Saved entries
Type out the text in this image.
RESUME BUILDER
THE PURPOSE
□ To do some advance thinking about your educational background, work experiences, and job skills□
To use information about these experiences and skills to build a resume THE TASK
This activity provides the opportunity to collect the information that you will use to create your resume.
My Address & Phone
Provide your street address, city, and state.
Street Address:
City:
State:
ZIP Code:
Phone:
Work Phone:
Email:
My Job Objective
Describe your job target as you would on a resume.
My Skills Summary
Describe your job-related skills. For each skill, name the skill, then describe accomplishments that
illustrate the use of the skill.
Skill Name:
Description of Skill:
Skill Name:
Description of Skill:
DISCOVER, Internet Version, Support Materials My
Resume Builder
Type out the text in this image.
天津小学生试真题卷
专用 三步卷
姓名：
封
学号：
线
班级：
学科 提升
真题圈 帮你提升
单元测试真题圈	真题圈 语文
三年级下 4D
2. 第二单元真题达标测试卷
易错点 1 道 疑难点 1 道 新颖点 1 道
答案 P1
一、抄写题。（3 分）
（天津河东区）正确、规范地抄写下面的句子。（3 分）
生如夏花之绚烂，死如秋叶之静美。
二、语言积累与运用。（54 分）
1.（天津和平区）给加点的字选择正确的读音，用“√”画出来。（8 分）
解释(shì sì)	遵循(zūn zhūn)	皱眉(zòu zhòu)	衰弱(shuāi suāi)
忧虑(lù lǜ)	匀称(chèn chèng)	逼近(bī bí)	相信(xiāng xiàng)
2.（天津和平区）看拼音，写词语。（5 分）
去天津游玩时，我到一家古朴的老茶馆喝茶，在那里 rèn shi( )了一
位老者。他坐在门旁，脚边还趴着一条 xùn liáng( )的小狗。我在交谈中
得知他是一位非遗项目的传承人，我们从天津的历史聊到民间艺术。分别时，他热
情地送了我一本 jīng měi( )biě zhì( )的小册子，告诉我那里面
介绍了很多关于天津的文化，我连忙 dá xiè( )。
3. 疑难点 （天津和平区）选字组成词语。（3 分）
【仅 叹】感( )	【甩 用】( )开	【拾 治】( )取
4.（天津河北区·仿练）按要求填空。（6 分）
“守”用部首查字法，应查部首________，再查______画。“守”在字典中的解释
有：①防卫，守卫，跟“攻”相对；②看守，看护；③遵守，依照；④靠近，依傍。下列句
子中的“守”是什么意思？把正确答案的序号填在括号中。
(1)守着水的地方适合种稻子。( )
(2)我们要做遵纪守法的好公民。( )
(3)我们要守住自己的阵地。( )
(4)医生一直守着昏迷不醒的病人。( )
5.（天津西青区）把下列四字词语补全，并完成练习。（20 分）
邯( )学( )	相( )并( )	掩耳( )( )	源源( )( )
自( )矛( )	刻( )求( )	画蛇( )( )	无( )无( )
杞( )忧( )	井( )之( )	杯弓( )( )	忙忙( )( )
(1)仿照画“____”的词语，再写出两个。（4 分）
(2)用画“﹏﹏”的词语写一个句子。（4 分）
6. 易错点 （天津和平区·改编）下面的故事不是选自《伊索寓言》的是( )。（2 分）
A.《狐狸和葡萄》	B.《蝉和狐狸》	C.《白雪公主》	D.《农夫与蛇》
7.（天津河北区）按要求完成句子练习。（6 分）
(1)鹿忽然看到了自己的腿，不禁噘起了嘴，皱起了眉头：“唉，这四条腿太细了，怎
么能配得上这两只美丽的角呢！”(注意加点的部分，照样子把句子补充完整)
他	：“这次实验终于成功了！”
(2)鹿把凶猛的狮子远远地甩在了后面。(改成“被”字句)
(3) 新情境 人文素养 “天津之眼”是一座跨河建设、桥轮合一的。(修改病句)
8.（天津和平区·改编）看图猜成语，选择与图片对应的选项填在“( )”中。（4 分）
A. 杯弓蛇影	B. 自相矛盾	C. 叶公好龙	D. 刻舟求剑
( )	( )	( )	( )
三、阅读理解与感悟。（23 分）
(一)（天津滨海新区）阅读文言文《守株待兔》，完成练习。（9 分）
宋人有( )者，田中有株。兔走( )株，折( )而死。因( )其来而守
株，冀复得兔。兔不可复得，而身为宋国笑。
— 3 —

* [What is needed]: Give only the count of lines in this material that contain the string "about".

* [Reply to the exercise]: 2